Figure record extracts
--

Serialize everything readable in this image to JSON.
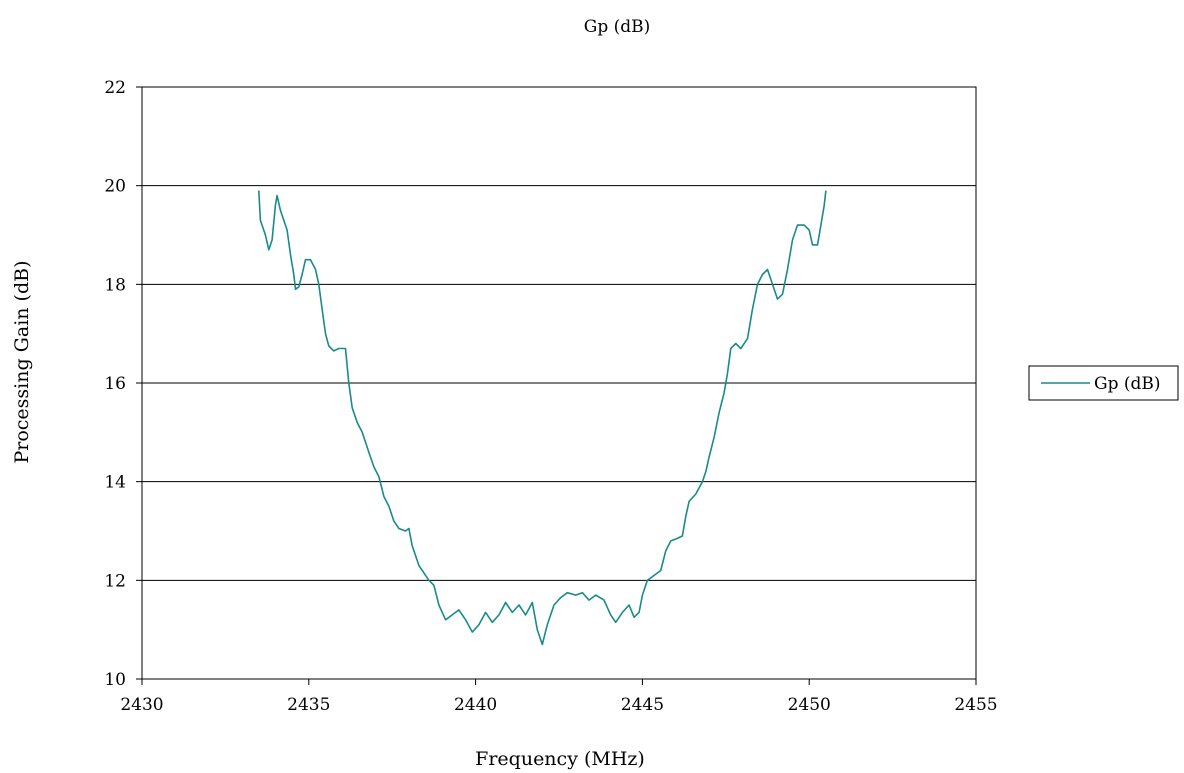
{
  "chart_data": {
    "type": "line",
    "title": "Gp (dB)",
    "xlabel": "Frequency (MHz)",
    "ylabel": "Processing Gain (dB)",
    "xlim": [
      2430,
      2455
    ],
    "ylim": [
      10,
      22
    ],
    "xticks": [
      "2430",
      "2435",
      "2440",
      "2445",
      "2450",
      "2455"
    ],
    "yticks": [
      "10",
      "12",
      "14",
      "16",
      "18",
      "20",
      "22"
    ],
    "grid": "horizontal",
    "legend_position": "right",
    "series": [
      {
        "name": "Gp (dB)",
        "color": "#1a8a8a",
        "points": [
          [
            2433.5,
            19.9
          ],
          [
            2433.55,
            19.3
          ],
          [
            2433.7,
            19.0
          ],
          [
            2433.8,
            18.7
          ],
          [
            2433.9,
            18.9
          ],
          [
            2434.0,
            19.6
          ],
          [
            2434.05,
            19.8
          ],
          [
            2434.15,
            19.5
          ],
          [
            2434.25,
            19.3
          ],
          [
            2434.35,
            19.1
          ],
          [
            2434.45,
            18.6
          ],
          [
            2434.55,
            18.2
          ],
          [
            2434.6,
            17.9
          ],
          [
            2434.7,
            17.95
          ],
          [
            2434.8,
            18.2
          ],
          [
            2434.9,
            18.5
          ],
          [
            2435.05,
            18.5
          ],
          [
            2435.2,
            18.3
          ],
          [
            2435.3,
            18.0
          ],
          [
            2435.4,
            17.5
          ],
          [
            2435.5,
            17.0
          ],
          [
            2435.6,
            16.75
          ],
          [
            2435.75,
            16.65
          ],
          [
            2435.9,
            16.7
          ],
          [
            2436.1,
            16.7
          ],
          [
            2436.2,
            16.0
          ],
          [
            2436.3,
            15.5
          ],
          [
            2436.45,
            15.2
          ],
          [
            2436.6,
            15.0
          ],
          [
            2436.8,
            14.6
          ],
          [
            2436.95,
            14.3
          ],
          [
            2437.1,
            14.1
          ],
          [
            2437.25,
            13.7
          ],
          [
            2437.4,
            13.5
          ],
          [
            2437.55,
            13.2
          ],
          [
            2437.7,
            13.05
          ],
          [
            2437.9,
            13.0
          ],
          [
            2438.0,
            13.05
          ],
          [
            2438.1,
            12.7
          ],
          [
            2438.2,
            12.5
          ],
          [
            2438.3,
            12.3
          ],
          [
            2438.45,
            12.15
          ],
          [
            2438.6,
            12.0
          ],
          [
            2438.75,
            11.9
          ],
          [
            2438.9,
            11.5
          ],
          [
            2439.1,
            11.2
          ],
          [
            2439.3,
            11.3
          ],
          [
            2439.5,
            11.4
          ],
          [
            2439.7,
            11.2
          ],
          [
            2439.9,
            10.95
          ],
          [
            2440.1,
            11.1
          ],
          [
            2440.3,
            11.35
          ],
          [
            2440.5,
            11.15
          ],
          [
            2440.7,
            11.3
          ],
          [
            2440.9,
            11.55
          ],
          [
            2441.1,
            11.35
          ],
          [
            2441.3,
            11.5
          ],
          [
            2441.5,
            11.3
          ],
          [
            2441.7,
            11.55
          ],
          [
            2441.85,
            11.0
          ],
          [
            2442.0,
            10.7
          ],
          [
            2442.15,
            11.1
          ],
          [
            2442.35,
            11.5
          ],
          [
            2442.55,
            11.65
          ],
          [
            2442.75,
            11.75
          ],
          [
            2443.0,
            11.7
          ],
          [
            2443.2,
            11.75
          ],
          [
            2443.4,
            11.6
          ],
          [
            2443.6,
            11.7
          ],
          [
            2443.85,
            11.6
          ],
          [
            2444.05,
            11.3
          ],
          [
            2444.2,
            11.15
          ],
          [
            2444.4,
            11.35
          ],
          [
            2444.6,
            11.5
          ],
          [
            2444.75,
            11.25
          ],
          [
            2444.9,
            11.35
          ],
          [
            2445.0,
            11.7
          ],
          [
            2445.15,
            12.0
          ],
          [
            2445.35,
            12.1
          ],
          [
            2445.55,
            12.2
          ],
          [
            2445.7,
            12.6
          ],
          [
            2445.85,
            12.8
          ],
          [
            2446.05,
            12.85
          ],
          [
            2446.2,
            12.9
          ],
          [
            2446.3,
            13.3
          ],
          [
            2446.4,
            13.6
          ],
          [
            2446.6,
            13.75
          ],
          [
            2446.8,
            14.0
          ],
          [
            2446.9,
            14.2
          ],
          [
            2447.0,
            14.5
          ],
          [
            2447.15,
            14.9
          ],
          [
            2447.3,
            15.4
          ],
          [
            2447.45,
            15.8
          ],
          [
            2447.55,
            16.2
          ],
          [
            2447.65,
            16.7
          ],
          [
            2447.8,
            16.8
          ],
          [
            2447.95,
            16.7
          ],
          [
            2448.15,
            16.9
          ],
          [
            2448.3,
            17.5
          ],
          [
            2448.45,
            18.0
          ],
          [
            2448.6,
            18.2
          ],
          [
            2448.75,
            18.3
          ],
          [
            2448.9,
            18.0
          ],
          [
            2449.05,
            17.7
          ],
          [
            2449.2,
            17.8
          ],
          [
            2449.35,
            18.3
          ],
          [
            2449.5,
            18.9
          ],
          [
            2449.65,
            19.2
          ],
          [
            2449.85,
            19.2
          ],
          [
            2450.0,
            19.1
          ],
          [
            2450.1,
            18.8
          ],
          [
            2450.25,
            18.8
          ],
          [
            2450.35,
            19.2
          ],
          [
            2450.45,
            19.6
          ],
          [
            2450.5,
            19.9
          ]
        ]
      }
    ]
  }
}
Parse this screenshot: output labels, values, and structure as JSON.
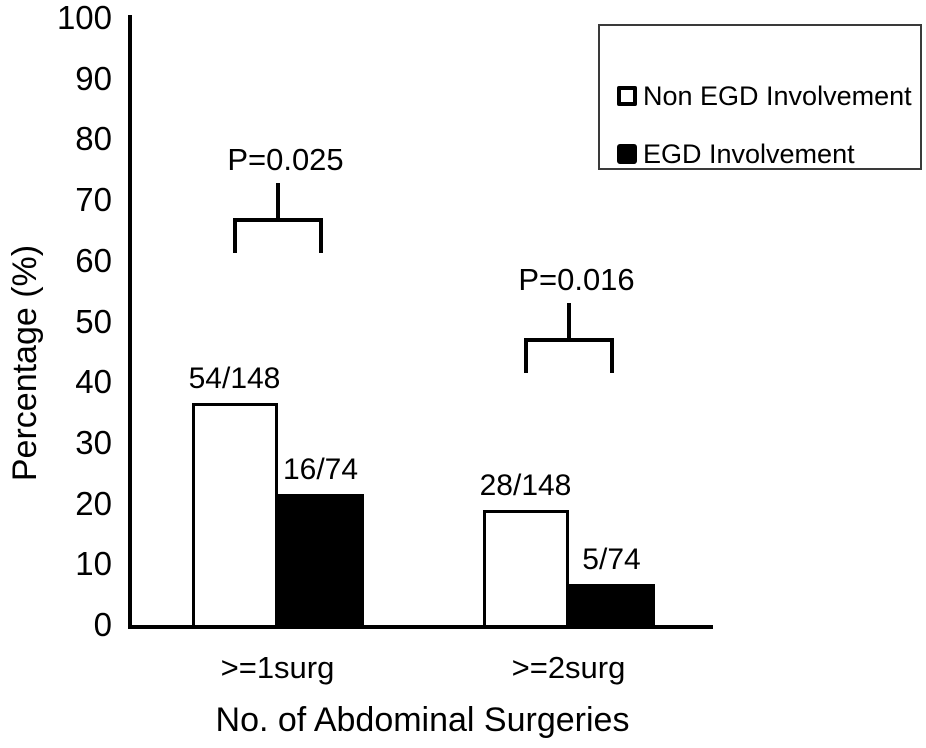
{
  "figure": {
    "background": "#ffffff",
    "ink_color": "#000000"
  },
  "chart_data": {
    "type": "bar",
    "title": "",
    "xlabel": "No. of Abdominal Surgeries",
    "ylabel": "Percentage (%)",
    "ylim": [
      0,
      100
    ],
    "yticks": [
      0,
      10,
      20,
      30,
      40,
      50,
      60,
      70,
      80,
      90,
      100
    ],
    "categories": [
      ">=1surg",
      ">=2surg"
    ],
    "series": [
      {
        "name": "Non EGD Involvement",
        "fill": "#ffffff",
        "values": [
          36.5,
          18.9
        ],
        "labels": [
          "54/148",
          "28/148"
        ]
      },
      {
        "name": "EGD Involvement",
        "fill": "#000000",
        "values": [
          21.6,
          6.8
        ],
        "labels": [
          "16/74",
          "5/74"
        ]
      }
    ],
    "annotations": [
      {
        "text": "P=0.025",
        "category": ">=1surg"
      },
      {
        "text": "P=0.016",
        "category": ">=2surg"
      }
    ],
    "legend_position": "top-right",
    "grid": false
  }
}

--

## Directive
Without including any pictures, reproduce the listing exactly.

## Full solution
Serialize everything readable in this image to JSON.
{
  "chart_data": {
    "type": "line",
    "title": "Gp (dB)",
    "xlabel": "Frequency (MHz)",
    "ylabel": "Processing Gain (dB)",
    "xlim": [
      2430,
      2455
    ],
    "ylim": [
      10,
      22
    ],
    "xticks": [
      "2430",
      "2435",
      "2440",
      "2445",
      "2450",
      "2455"
    ],
    "yticks": [
      "10",
      "12",
      "14",
      "16",
      "18",
      "20",
      "22"
    ],
    "grid": "horizontal",
    "legend_position": "right",
    "series": [
      {
        "name": "Gp (dB)",
        "color": "#1a8a8a",
        "points": [
          [
            2433.5,
            19.9
          ],
          [
            2433.55,
            19.3
          ],
          [
            2433.7,
            19.0
          ],
          [
            2433.8,
            18.7
          ],
          [
            2433.9,
            18.9
          ],
          [
            2434.0,
            19.6
          ],
          [
            2434.05,
            19.8
          ],
          [
            2434.15,
            19.5
          ],
          [
            2434.25,
            19.3
          ],
          [
            2434.35,
            19.1
          ],
          [
            2434.45,
            18.6
          ],
          [
            2434.55,
            18.2
          ],
          [
            2434.6,
            17.9
          ],
          [
            2434.7,
            17.95
          ],
          [
            2434.8,
            18.2
          ],
          [
            2434.9,
            18.5
          ],
          [
            2435.05,
            18.5
          ],
          [
            2435.2,
            18.3
          ],
          [
            2435.3,
            18.0
          ],
          [
            2435.4,
            17.5
          ],
          [
            2435.5,
            17.0
          ],
          [
            2435.6,
            16.75
          ],
          [
            2435.75,
            16.65
          ],
          [
            2435.9,
            16.7
          ],
          [
            2436.1,
            16.7
          ],
          [
            2436.2,
            16.0
          ],
          [
            2436.3,
            15.5
          ],
          [
            2436.45,
            15.2
          ],
          [
            2436.6,
            15.0
          ],
          [
            2436.8,
            14.6
          ],
          [
            2436.95,
            14.3
          ],
          [
            2437.1,
            14.1
          ],
          [
            2437.25,
            13.7
          ],
          [
            2437.4,
            13.5
          ],
          [
            2437.55,
            13.2
          ],
          [
            2437.7,
            13.05
          ],
          [
            2437.9,
            13.0
          ],
          [
            2438.0,
            13.05
          ],
          [
            2438.1,
            12.7
          ],
          [
            2438.2,
            12.5
          ],
          [
            2438.3,
            12.3
          ],
          [
            2438.45,
            12.15
          ],
          [
            2438.6,
            12.0
          ],
          [
            2438.75,
            11.9
          ],
          [
            2438.9,
            11.5
          ],
          [
            2439.1,
            11.2
          ],
          [
            2439.3,
            11.3
          ],
          [
            2439.5,
            11.4
          ],
          [
            2439.7,
            11.2
          ],
          [
            2439.9,
            10.95
          ],
          [
            2440.1,
            11.1
          ],
          [
            2440.3,
            11.35
          ],
          [
            2440.5,
            11.15
          ],
          [
            2440.7,
            11.3
          ],
          [
            2440.9,
            11.55
          ],
          [
            2441.1,
            11.35
          ],
          [
            2441.3,
            11.5
          ],
          [
            2441.5,
            11.3
          ],
          [
            2441.7,
            11.55
          ],
          [
            2441.85,
            11.0
          ],
          [
            2442.0,
            10.7
          ],
          [
            2442.15,
            11.1
          ],
          [
            2442.35,
            11.5
          ],
          [
            2442.55,
            11.65
          ],
          [
            2442.75,
            11.75
          ],
          [
            2443.0,
            11.7
          ],
          [
            2443.2,
            11.75
          ],
          [
            2443.4,
            11.6
          ],
          [
            2443.6,
            11.7
          ],
          [
            2443.85,
            11.6
          ],
          [
            2444.05,
            11.3
          ],
          [
            2444.2,
            11.15
          ],
          [
            2444.4,
            11.35
          ],
          [
            2444.6,
            11.5
          ],
          [
            2444.75,
            11.25
          ],
          [
            2444.9,
            11.35
          ],
          [
            2445.0,
            11.7
          ],
          [
            2445.15,
            12.0
          ],
          [
            2445.35,
            12.1
          ],
          [
            2445.55,
            12.2
          ],
          [
            2445.7,
            12.6
          ],
          [
            2445.85,
            12.8
          ],
          [
            2446.05,
            12.85
          ],
          [
            2446.2,
            12.9
          ],
          [
            2446.3,
            13.3
          ],
          [
            2446.4,
            13.6
          ],
          [
            2446.6,
            13.75
          ],
          [
            2446.8,
            14.0
          ],
          [
            2446.9,
            14.2
          ],
          [
            2447.0,
            14.5
          ],
          [
            2447.15,
            14.9
          ],
          [
            2447.3,
            15.4
          ],
          [
            2447.45,
            15.8
          ],
          [
            2447.55,
            16.2
          ],
          [
            2447.65,
            16.7
          ],
          [
            2447.8,
            16.8
          ],
          [
            2447.95,
            16.7
          ],
          [
            2448.15,
            16.9
          ],
          [
            2448.3,
            17.5
          ],
          [
            2448.45,
            18.0
          ],
          [
            2448.6,
            18.2
          ],
          [
            2448.75,
            18.3
          ],
          [
            2448.9,
            18.0
          ],
          [
            2449.05,
            17.7
          ],
          [
            2449.2,
            17.8
          ],
          [
            2449.35,
            18.3
          ],
          [
            2449.5,
            18.9
          ],
          [
            2449.65,
            19.2
          ],
          [
            2449.85,
            19.2
          ],
          [
            2450.0,
            19.1
          ],
          [
            2450.1,
            18.8
          ],
          [
            2450.25,
            18.8
          ],
          [
            2450.35,
            19.2
          ],
          [
            2450.45,
            19.6
          ],
          [
            2450.5,
            19.9
          ]
        ]
      }
    ]
  }
}
Parse this screenshot: output labels, values, and structure as JSON.
{
  "figure": {
    "background": "#ffffff",
    "ink_color": "#000000"
  },
  "chart_data": {
    "type": "bar",
    "title": "",
    "xlabel": "No. of Abdominal Surgeries",
    "ylabel": "Percentage (%)",
    "ylim": [
      0,
      100
    ],
    "yticks": [
      0,
      10,
      20,
      30,
      40,
      50,
      60,
      70,
      80,
      90,
      100
    ],
    "categories": [
      ">=1surg",
      ">=2surg"
    ],
    "series": [
      {
        "name": "Non EGD Involvement",
        "fill": "#ffffff",
        "values": [
          36.5,
          18.9
        ],
        "labels": [
          "54/148",
          "28/148"
        ]
      },
      {
        "name": "EGD Involvement",
        "fill": "#000000",
        "values": [
          21.6,
          6.8
        ],
        "labels": [
          "16/74",
          "5/74"
        ]
      }
    ],
    "annotations": [
      {
        "text": "P=0.025",
        "category": ">=1surg"
      },
      {
        "text": "P=0.016",
        "category": ">=2surg"
      }
    ],
    "legend_position": "top-right",
    "grid": false
  }
}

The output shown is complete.